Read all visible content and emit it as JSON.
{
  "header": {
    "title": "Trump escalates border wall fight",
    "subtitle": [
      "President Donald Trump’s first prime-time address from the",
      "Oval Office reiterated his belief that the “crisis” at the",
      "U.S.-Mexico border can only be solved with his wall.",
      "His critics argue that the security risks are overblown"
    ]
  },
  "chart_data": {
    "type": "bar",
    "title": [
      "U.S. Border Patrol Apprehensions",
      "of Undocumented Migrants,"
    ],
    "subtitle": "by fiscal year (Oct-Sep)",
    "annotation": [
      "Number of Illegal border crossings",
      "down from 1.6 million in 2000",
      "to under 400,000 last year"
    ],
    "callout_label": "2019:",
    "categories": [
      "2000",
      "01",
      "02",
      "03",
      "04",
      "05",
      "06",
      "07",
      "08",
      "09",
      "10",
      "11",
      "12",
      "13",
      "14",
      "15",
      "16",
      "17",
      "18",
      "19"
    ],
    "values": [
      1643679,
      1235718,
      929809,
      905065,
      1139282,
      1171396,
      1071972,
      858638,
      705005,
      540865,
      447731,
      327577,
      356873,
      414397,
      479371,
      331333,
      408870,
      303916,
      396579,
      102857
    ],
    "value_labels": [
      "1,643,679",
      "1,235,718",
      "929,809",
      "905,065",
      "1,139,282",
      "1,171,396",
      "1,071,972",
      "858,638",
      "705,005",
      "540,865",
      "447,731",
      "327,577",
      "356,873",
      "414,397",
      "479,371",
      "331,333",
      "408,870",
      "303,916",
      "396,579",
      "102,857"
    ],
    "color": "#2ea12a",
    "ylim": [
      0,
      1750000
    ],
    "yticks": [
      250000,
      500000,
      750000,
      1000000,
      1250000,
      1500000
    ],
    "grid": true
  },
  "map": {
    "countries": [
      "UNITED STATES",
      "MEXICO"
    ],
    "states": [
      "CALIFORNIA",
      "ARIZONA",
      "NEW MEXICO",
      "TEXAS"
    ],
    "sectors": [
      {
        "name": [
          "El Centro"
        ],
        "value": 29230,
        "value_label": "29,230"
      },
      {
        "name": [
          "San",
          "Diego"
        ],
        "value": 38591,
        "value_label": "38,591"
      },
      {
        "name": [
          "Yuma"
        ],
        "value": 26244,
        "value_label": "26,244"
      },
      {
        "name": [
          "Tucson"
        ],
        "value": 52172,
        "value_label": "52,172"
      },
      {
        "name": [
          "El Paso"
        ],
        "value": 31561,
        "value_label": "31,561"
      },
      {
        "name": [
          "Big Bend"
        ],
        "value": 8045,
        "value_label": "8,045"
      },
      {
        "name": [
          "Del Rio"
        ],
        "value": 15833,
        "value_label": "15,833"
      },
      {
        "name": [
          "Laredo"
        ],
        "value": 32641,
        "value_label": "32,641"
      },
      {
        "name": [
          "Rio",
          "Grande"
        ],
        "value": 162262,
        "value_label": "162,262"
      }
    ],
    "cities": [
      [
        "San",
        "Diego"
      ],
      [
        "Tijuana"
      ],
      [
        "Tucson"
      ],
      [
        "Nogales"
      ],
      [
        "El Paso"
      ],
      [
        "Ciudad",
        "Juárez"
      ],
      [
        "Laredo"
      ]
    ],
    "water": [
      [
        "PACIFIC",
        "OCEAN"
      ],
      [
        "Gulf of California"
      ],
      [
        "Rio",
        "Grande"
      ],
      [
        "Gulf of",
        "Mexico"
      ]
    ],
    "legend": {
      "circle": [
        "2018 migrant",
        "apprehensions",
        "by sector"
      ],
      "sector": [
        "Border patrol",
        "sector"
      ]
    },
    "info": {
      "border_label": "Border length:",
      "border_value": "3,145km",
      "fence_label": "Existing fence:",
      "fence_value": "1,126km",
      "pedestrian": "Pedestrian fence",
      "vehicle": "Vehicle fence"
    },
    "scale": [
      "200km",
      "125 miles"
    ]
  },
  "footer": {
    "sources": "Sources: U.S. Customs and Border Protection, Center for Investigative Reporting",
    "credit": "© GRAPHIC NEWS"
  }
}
====================
Write out every entry again exactly, please, with nothing missing.

**RESPONSE BELOW**
Read all visible content and emit it as JSON.
{
  "header": {
    "title": "Trump escalates border wall fight",
    "subtitle": [
      "President Donald Trump’s first prime-time address from the",
      "Oval Office reiterated his belief that the “crisis” at the",
      "U.S.-Mexico border can only be solved with his wall.",
      "His critics argue that the security risks are overblown"
    ]
  },
  "chart_data": {
    "type": "bar",
    "title": [
      "U.S. Border Patrol Apprehensions",
      "of Undocumented Migrants,"
    ],
    "subtitle": "by fiscal year (Oct-Sep)",
    "annotation": [
      "Number of Illegal border crossings",
      "down from 1.6 million in 2000",
      "to under 400,000 last year"
    ],
    "callout_label": "2019:",
    "categories": [
      "2000",
      "01",
      "02",
      "03",
      "04",
      "05",
      "06",
      "07",
      "08",
      "09",
      "10",
      "11",
      "12",
      "13",
      "14",
      "15",
      "16",
      "17",
      "18",
      "19"
    ],
    "values": [
      1643679,
      1235718,
      929809,
      905065,
      1139282,
      1171396,
      1071972,
      858638,
      705005,
      540865,
      447731,
      327577,
      356873,
      414397,
      479371,
      331333,
      408870,
      303916,
      396579,
      102857
    ],
    "value_labels": [
      "1,643,679",
      "1,235,718",
      "929,809",
      "905,065",
      "1,139,282",
      "1,171,396",
      "1,071,972",
      "858,638",
      "705,005",
      "540,865",
      "447,731",
      "327,577",
      "356,873",
      "414,397",
      "479,371",
      "331,333",
      "408,870",
      "303,916",
      "396,579",
      "102,857"
    ],
    "color": "#2ea12a",
    "ylim": [
      0,
      1750000
    ],
    "yticks": [
      250000,
      500000,
      750000,
      1000000,
      1250000,
      1500000
    ],
    "grid": true
  },
  "map": {
    "countries": [
      "UNITED STATES",
      "MEXICO"
    ],
    "states": [
      "CALIFORNIA",
      "ARIZONA",
      "NEW MEXICO",
      "TEXAS"
    ],
    "sectors": [
      {
        "name": [
          "El Centro"
        ],
        "value": 29230,
        "value_label": "29,230"
      },
      {
        "name": [
          "San",
          "Diego"
        ],
        "value": 38591,
        "value_label": "38,591"
      },
      {
        "name": [
          "Yuma"
        ],
        "value": 26244,
        "value_label": "26,244"
      },
      {
        "name": [
          "Tucson"
        ],
        "value": 52172,
        "value_label": "52,172"
      },
      {
        "name": [
          "El Paso"
        ],
        "value": 31561,
        "value_label": "31,561"
      },
      {
        "name": [
          "Big Bend"
        ],
        "value": 8045,
        "value_label": "8,045"
      },
      {
        "name": [
          "Del Rio"
        ],
        "value": 15833,
        "value_label": "15,833"
      },
      {
        "name": [
          "Laredo"
        ],
        "value": 32641,
        "value_label": "32,641"
      },
      {
        "name": [
          "Rio",
          "Grande"
        ],
        "value": 162262,
        "value_label": "162,262"
      }
    ],
    "cities": [
      [
        "San",
        "Diego"
      ],
      [
        "Tijuana"
      ],
      [
        "Tucson"
      ],
      [
        "Nogales"
      ],
      [
        "El Paso"
      ],
      [
        "Ciudad",
        "Juárez"
      ],
      [
        "Laredo"
      ]
    ],
    "water": [
      [
        "PACIFIC",
        "OCEAN"
      ],
      [
        "Gulf of California"
      ],
      [
        "Rio",
        "Grande"
      ],
      [
        "Gulf of",
        "Mexico"
      ]
    ],
    "legend": {
      "circle": [
        "2018 migrant",
        "apprehensions",
        "by sector"
      ],
      "sector": [
        "Border patrol",
        "sector"
      ]
    },
    "info": {
      "border_label": "Border length:",
      "border_value": "3,145km",
      "fence_label": "Existing fence:",
      "fence_value": "1,126km",
      "pedestrian": "Pedestrian fence",
      "vehicle": "Vehicle fence"
    },
    "scale": [
      "200km",
      "125 miles"
    ]
  },
  "footer": {
    "sources": "Sources: U.S. Customs and Border Protection, Center for Investigative Reporting",
    "credit": "© GRAPHIC NEWS"
  }
}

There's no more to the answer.